• [Exercice court]
Recopiez mot pour mot le passage du texte sur les émeutes de Rosarno compris entre "Ces divers éléments" et "dos de tous.", ces deux segments inclus.

• [Texte proposé]
◆ ◆ ◆ ◆

La petite ville italienne de Rosarno se prépare au retour des travailleurs saisonniers, chassés au cours des émeutes de janvier 2010. Les médias avaient alors dénoncé le « racisme » de la population : un retour sur les lieux permet de découvrir d’autres raisons aux violences.

(...) Pourquoi les événements de Rosarno ont-ils éclaté en 2010 alors que la situation économique et les conditions de vie des ressortissants extracommunautaires posent problème depuis la fin des années 1990 ? La presse italienne et internationale n’a perçu dans cette fureur collective qu’une réaction xénophobe. « Emeutes racistes » ; « chasse aux immigrés ». L’Italie, « un pays uni par le racisme », a pu écrire The Guardian (10 janvier 2010). Ce seul motif suffit-il à rendre compte d’un tel déchaînement ?

A partir de 2008-2009, tandis que se concentrait dans la plaine de Gioia Tauro une main-d’œuvre toujours plus nombreuse, exploitée notamment par la ’Ndrangheta (la mafia calabraise), la filière des agrumes entrait dans une crise majeure. « La chute, constante, du prix des oranges d’industrie utilisées pour la transformation en jus — l’essentiel de la production de la plaine — est devenue vertigineuse, descendant jusqu’à 5 centimes d’euros le kilo, explique M. Antonino Inuso, président de la Confédération italienne des agriculteurs (CIA) de la province de Reggio di Calabria. Rien qu’au second semestre 2009, le revenu moyen des agriculteurs de la plaine a diminué de 25 %. »

(...) Toute la filière est corrompue par le monopole mafieux : « Un kilo d’oranges de table, explique M. Bagnato, est vendu 50 centimes par le cultivateur au commerçant. Ce tarif est imposé par la mafia. Aucun agriculteur ne trouvera à vendre sa production plus cher. Dans ce prix, 8 centimes représentent le coût du travail — 4 centimes, lorsque ce dernier s’effectue au noir… En bout de chaîne, ce kilo peut être revendu entre 2 et 2,50 euros au supermarché. » (...)

Ce n’est pas tout. Vétéran de la lutte antimafia et procureur de la République du tribunal de Palmi — dont la juridiction s’étend sur le territoire de la plaine de Gioia Tauro —, M. Giuseppe Creazzo égrène les méthodes qui permettent à la ’Ndrangheta de détourner des fonds publics — régionaux, nationaux et… européens. (...)

Ces divers éléments — et pas seulement le racisme — ont porté à l’incandescence les tensions entre les différents groupes sociaux, notamment les petits agriculteurs et les travailleurs migrants. Mais la ’Ndrangheta continue d’exercer son contrôle sur le territoire. Et d’engranger ses profits sur le dos de tous.

◆ ◆ ◆ ◆

• [Données fournies]
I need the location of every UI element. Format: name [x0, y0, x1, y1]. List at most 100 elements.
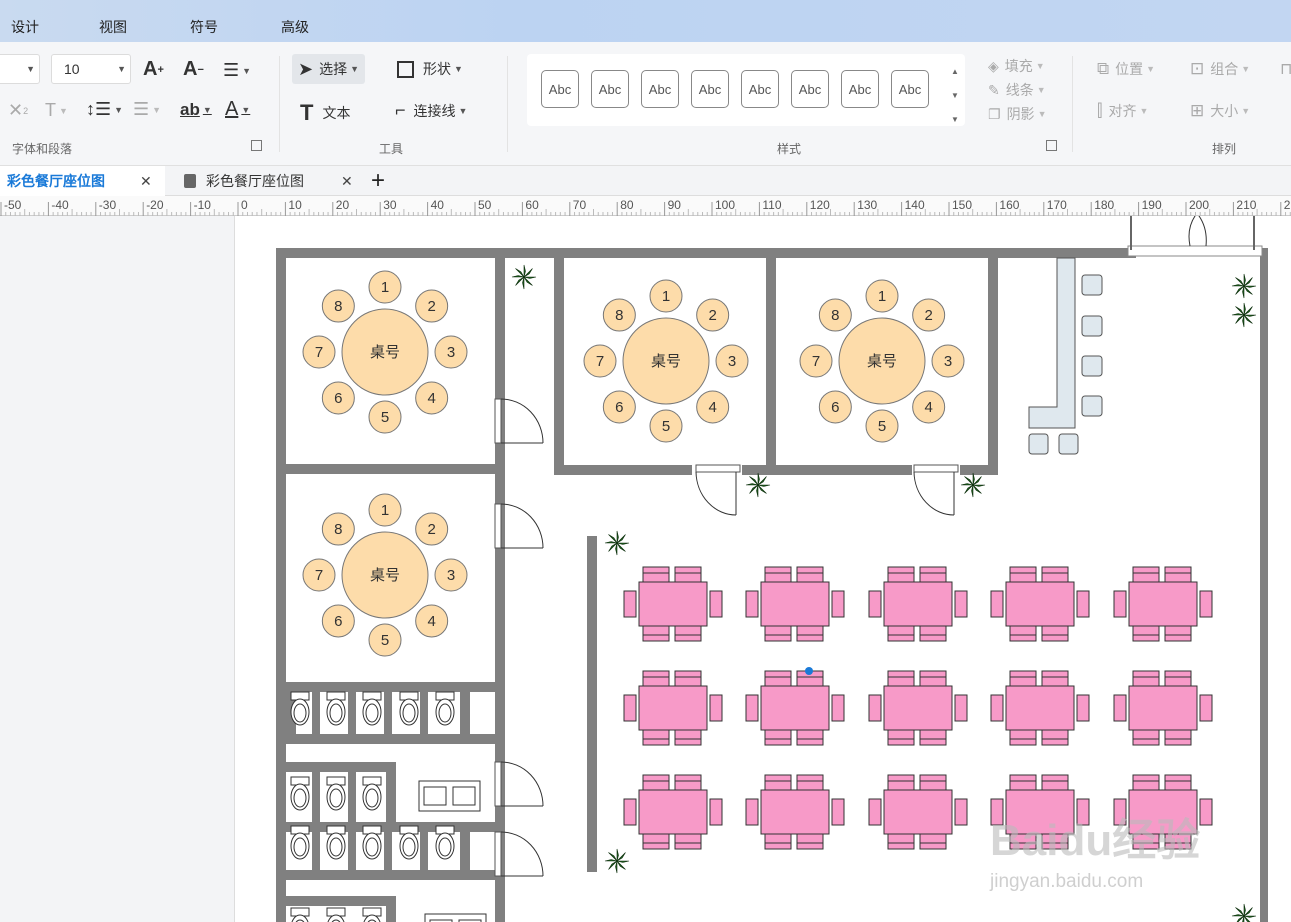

◆ ◆ ◆ ◆

• [Corrigé de l'exercice]
Ces divers éléments — et pas seulement le racisme — ont porté à l’incandescence les tensions entre les différents groupes sociaux, notamment les petits agriculteurs et les travailleurs migrants. Mais la ’Ndrangheta continue d’exercer son contrôle sur le territoire. Et d’engranger ses profits sur le dos de tous.